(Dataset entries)
◆ ◆ ◆
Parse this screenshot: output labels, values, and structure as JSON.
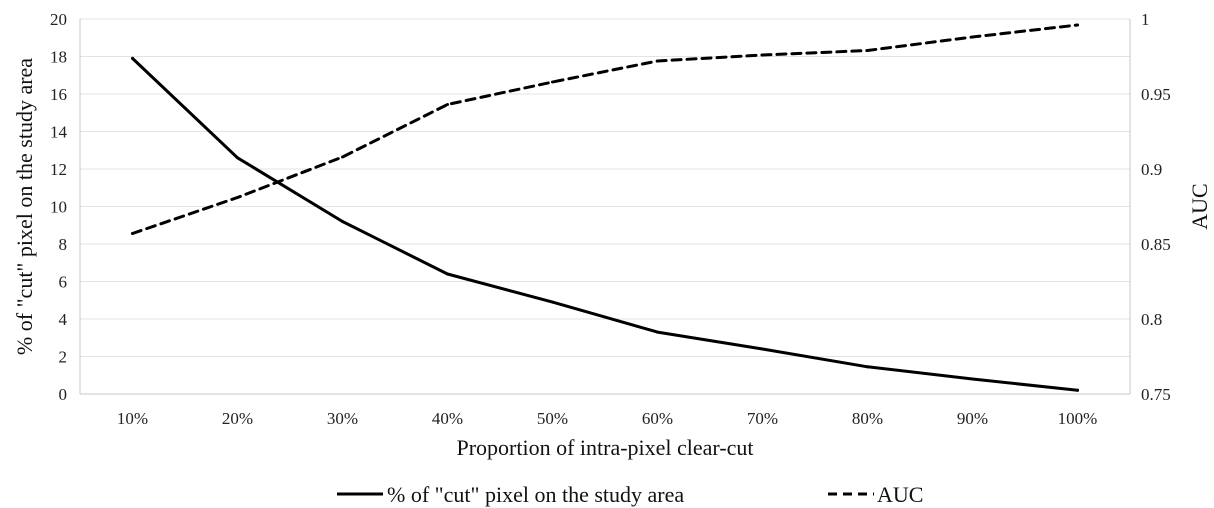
{
  "chart_data": {
    "type": "line",
    "categories": [
      "10%",
      "20%",
      "30%",
      "40%",
      "50%",
      "60%",
      "70%",
      "80%",
      "90%",
      "100%"
    ],
    "series": [
      {
        "name": "%  of \"cut\" pixel on the study area",
        "axis": "left",
        "style": "solid",
        "values": [
          17.9,
          12.6,
          9.2,
          6.4,
          4.9,
          3.3,
          2.4,
          1.45,
          0.8,
          0.2
        ]
      },
      {
        "name": "AUC",
        "axis": "right",
        "style": "dashed",
        "values": [
          0.857,
          0.881,
          0.908,
          0.943,
          0.958,
          0.972,
          0.976,
          0.979,
          0.988,
          0.996
        ]
      }
    ],
    "xlabel": "Proportion of intra-pixel clear-cut",
    "ylabel": "% of \"cut\" pixel on the study area",
    "y2label": "AUC",
    "ylim": [
      0,
      20
    ],
    "y2lim": [
      0.75,
      1
    ],
    "yticks": [
      "0",
      "2",
      "4",
      "6",
      "8",
      "10",
      "12",
      "14",
      "16",
      "18",
      "20"
    ],
    "y2ticks": [
      "0.75",
      "0.8",
      "0.85",
      "0.9",
      "0.95",
      "1"
    ],
    "grid": true,
    "legend": "bottom",
    "colors": {
      "lines": "#000000",
      "grid": "#e3e3e3",
      "axis": "#c8c8c8"
    }
  }
}
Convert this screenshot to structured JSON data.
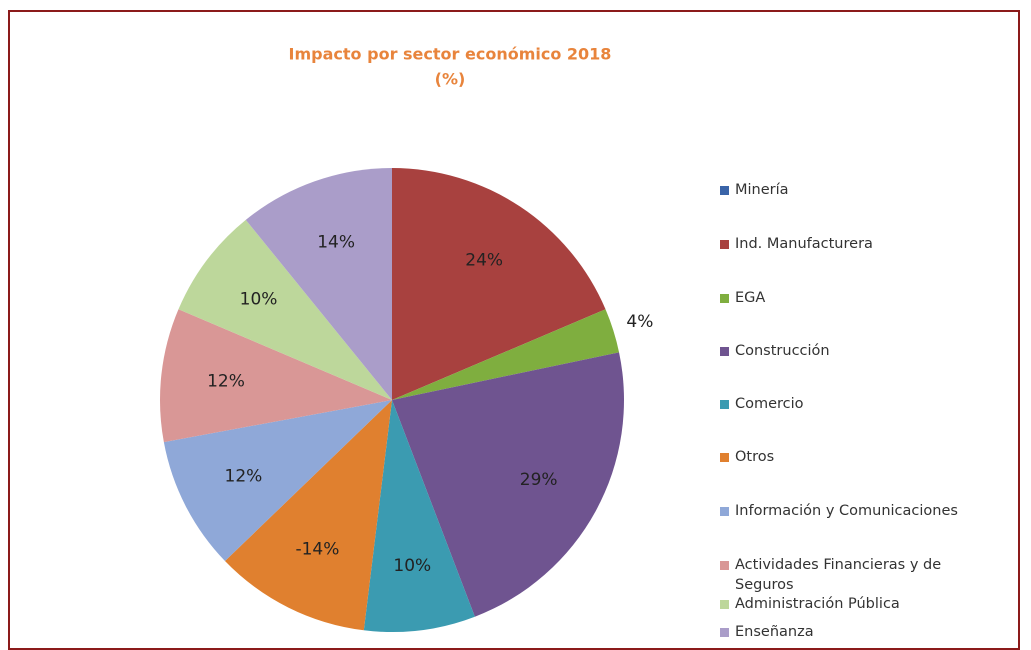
{
  "chart_data": {
    "type": "pie",
    "title": "Impacto por sector económico 2018",
    "subtitle": "(%)",
    "categories": [
      "Minería",
      "Ind. Manufacturera",
      "EGA",
      "Construcción",
      "Comercio",
      "Otros",
      "Información y Comunicaciones",
      "Actividades Financieras y de Seguros",
      "Administración Pública",
      "Enseñanza"
    ],
    "values": [
      null,
      24,
      4,
      29,
      10,
      -14,
      12,
      12,
      10,
      14
    ],
    "value_labels": [
      null,
      "24%",
      "4%",
      "29%",
      "10%",
      "-14%",
      "12%",
      "12%",
      "10%",
      "14%"
    ],
    "colors": [
      "#3a64a8",
      "#a8413f",
      "#7fae3f",
      "#6f5490",
      "#3b9bb1",
      "#e0802f",
      "#8fa8d8",
      "#d99796",
      "#bdd79b",
      "#aa9dc9"
    ],
    "legend": "right"
  }
}
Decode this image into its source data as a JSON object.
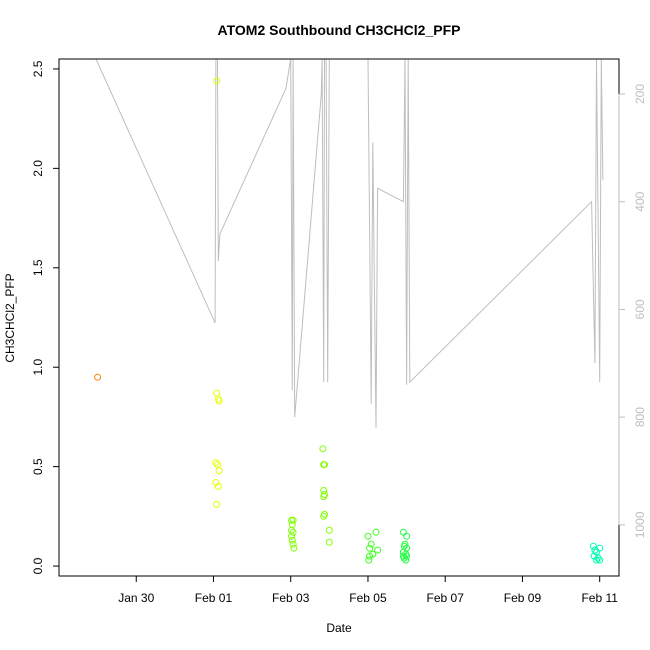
{
  "chart_data": {
    "type": "scatter",
    "title": "ATOM2 Southbound CH3CHCl2_PFP",
    "xlabel": "Date",
    "ylabel": "CH3CHCl2_PFP",
    "xlim": [
      "2016-01-28T00:00",
      "2016-02-11T12:00"
    ],
    "ylim": [
      -0.05,
      2.55
    ],
    "x_ticks": [
      {
        "date": "2016-01-30",
        "label": "Jan 30"
      },
      {
        "date": "2016-02-01",
        "label": "Feb 01"
      },
      {
        "date": "2016-02-03",
        "label": "Feb 03"
      },
      {
        "date": "2016-02-05",
        "label": "Feb 05"
      },
      {
        "date": "2016-02-07",
        "label": "Feb 07"
      },
      {
        "date": "2016-02-09",
        "label": "Feb 09"
      },
      {
        "date": "2016-02-11",
        "label": "Feb 11"
      }
    ],
    "y_ticks": [
      {
        "value": 0.0,
        "label": "0.0"
      },
      {
        "value": 0.5,
        "label": "0.5"
      },
      {
        "value": 1.0,
        "label": "1.0"
      },
      {
        "value": 1.5,
        "label": "1.5"
      },
      {
        "value": 2.0,
        "label": "2.0"
      },
      {
        "value": 2.5,
        "label": "2.5"
      }
    ],
    "y2lim": [
      1095,
      135
    ],
    "y2_ticks": [
      {
        "value": 200,
        "label": "200"
      },
      {
        "value": 400,
        "label": "400"
      },
      {
        "value": 600,
        "label": "600"
      },
      {
        "value": 800,
        "label": "800"
      },
      {
        "value": 1000,
        "label": "1000"
      }
    ],
    "grid": false,
    "points": [
      {
        "x": "2016-01-29T00:00",
        "y": 0.95,
        "color": "#ff8000"
      },
      {
        "x": "2016-02-01T02:00",
        "y": 2.44,
        "color": "#e6ff00"
      },
      {
        "x": "2016-02-01T02:00",
        "y": 0.87,
        "color": "#e6ff00"
      },
      {
        "x": "2016-02-01T03:00",
        "y": 0.84,
        "color": "#e6ff00"
      },
      {
        "x": "2016-02-01T03:30",
        "y": 0.83,
        "color": "#e6ff00"
      },
      {
        "x": "2016-02-01T01:30",
        "y": 0.52,
        "color": "#e6ff00"
      },
      {
        "x": "2016-02-01T02:30",
        "y": 0.51,
        "color": "#e6ff00"
      },
      {
        "x": "2016-02-01T03:30",
        "y": 0.48,
        "color": "#e6ff00"
      },
      {
        "x": "2016-02-01T01:30",
        "y": 0.42,
        "color": "#e6ff00"
      },
      {
        "x": "2016-02-01T03:00",
        "y": 0.4,
        "color": "#e6ff00"
      },
      {
        "x": "2016-02-01T02:00",
        "y": 0.31,
        "color": "#e6ff00"
      },
      {
        "x": "2016-02-03T00:30",
        "y": 0.23,
        "color": "#80ff00"
      },
      {
        "x": "2016-02-03T01:30",
        "y": 0.23,
        "color": "#80ff00"
      },
      {
        "x": "2016-02-03T01:00",
        "y": 0.21,
        "color": "#80ff00"
      },
      {
        "x": "2016-02-03T00:30",
        "y": 0.18,
        "color": "#80ff00"
      },
      {
        "x": "2016-02-03T01:30",
        "y": 0.17,
        "color": "#80ff00"
      },
      {
        "x": "2016-02-03T00:30",
        "y": 0.15,
        "color": "#80ff00"
      },
      {
        "x": "2016-02-03T01:00",
        "y": 0.13,
        "color": "#80ff00"
      },
      {
        "x": "2016-02-03T01:30",
        "y": 0.11,
        "color": "#80ff00"
      },
      {
        "x": "2016-02-03T02:00",
        "y": 0.09,
        "color": "#80ff00"
      },
      {
        "x": "2016-02-03T20:00",
        "y": 0.59,
        "color": "#80ff00"
      },
      {
        "x": "2016-02-03T20:30",
        "y": 0.51,
        "color": "#80ff00"
      },
      {
        "x": "2016-02-03T21:00",
        "y": 0.51,
        "color": "#80ff00"
      },
      {
        "x": "2016-02-03T20:30",
        "y": 0.38,
        "color": "#80ff00"
      },
      {
        "x": "2016-02-03T21:00",
        "y": 0.36,
        "color": "#80ff00"
      },
      {
        "x": "2016-02-03T20:30",
        "y": 0.35,
        "color": "#80ff00"
      },
      {
        "x": "2016-02-03T21:00",
        "y": 0.26,
        "color": "#80ff00"
      },
      {
        "x": "2016-02-03T20:30",
        "y": 0.25,
        "color": "#80ff00"
      },
      {
        "x": "2016-02-04T00:00",
        "y": 0.18,
        "color": "#80ff00"
      },
      {
        "x": "2016-02-04T00:00",
        "y": 0.12,
        "color": "#80ff00"
      },
      {
        "x": "2016-02-05T00:00",
        "y": 0.15,
        "color": "#40ff20"
      },
      {
        "x": "2016-02-05T02:00",
        "y": 0.11,
        "color": "#40ff20"
      },
      {
        "x": "2016-02-05T05:00",
        "y": 0.17,
        "color": "#40ff20"
      },
      {
        "x": "2016-02-05T01:00",
        "y": 0.09,
        "color": "#40ff20"
      },
      {
        "x": "2016-02-05T06:00",
        "y": 0.08,
        "color": "#40ff20"
      },
      {
        "x": "2016-02-05T03:00",
        "y": 0.06,
        "color": "#40ff20"
      },
      {
        "x": "2016-02-05T01:00",
        "y": 0.05,
        "color": "#40ff20"
      },
      {
        "x": "2016-02-05T00:30",
        "y": 0.03,
        "color": "#40ff20"
      },
      {
        "x": "2016-02-05T22:00",
        "y": 0.17,
        "color": "#20ff40"
      },
      {
        "x": "2016-02-06T00:00",
        "y": 0.15,
        "color": "#20ff40"
      },
      {
        "x": "2016-02-05T23:00",
        "y": 0.11,
        "color": "#20ff40"
      },
      {
        "x": "2016-02-05T22:30",
        "y": 0.1,
        "color": "#20ff40"
      },
      {
        "x": "2016-02-06T00:00",
        "y": 0.09,
        "color": "#20ff40"
      },
      {
        "x": "2016-02-05T22:00",
        "y": 0.07,
        "color": "#20ff40"
      },
      {
        "x": "2016-02-05T23:30",
        "y": 0.06,
        "color": "#20ff40"
      },
      {
        "x": "2016-02-06T00:00",
        "y": 0.05,
        "color": "#20ff40"
      },
      {
        "x": "2016-02-05T22:30",
        "y": 0.04,
        "color": "#20ff40"
      },
      {
        "x": "2016-02-05T23:30",
        "y": 0.03,
        "color": "#20ff40"
      },
      {
        "x": "2016-02-05T22:00",
        "y": 0.05,
        "color": "#20ff40"
      },
      {
        "x": "2016-02-10T20:00",
        "y": 0.1,
        "color": "#00ffb0"
      },
      {
        "x": "2016-02-11T00:00",
        "y": 0.09,
        "color": "#00ffb0"
      },
      {
        "x": "2016-02-10T21:00",
        "y": 0.08,
        "color": "#00ffb0"
      },
      {
        "x": "2016-02-10T22:00",
        "y": 0.07,
        "color": "#00ffb0"
      },
      {
        "x": "2016-02-10T20:30",
        "y": 0.05,
        "color": "#00ffb0"
      },
      {
        "x": "2016-02-10T23:00",
        "y": 0.04,
        "color": "#00ffb0"
      },
      {
        "x": "2016-02-11T00:00",
        "y": 0.03,
        "color": "#00ffb0"
      },
      {
        "x": "2016-02-10T22:00",
        "y": 0.03,
        "color": "#00ffb0"
      }
    ],
    "grey_line": {
      "color": "#bebebe",
      "axis": "right",
      "points": [
        {
          "x": "2016-01-28T23:00",
          "y": 135
        },
        {
          "x": "2016-02-01T01:00",
          "y": 625
        },
        {
          "x": "2016-02-01T01:30",
          "y": 135
        },
        {
          "x": "2016-02-01T02:30",
          "y": 135
        },
        {
          "x": "2016-02-01T03:00",
          "y": 510
        },
        {
          "x": "2016-02-01T04:00",
          "y": 460
        },
        {
          "x": "2016-02-02T21:00",
          "y": 190
        },
        {
          "x": "2016-02-03T00:00",
          "y": 135
        },
        {
          "x": "2016-02-03T01:00",
          "y": 750
        },
        {
          "x": "2016-02-03T01:30",
          "y": 135
        },
        {
          "x": "2016-02-03T02:30",
          "y": 800
        },
        {
          "x": "2016-02-03T19:00",
          "y": 200
        },
        {
          "x": "2016-02-03T19:30",
          "y": 135
        },
        {
          "x": "2016-02-03T20:30",
          "y": 735
        },
        {
          "x": "2016-02-03T21:00",
          "y": 135
        },
        {
          "x": "2016-02-03T22:00",
          "y": 135
        },
        {
          "x": "2016-02-03T23:00",
          "y": 735
        },
        {
          "x": "2016-02-04T00:00",
          "y": 135
        },
        {
          "x": "2016-02-05T00:00",
          "y": 135
        },
        {
          "x": "2016-02-05T02:00",
          "y": 775
        },
        {
          "x": "2016-02-05T03:00",
          "y": 290
        },
        {
          "x": "2016-02-05T05:00",
          "y": 820
        },
        {
          "x": "2016-02-05T06:00",
          "y": 375
        },
        {
          "x": "2016-02-05T22:00",
          "y": 400
        },
        {
          "x": "2016-02-05T23:00",
          "y": 135
        },
        {
          "x": "2016-02-06T00:00",
          "y": 740
        },
        {
          "x": "2016-02-06T01:00",
          "y": 135
        },
        {
          "x": "2016-02-06T02:00",
          "y": 735
        },
        {
          "x": "2016-02-10T19:00",
          "y": 400
        },
        {
          "x": "2016-02-10T21:00",
          "y": 700
        },
        {
          "x": "2016-02-10T22:00",
          "y": 135
        },
        {
          "x": "2016-02-11T00:00",
          "y": 735
        },
        {
          "x": "2016-02-11T01:00",
          "y": 135
        },
        {
          "x": "2016-02-11T02:00",
          "y": 360
        }
      ]
    }
  }
}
◆ ◆ ◆
WRITTEN EXERCISE:
How many of the lines above include the string "JSON"? Answer with the number only.

EXERCISE RESULT:
3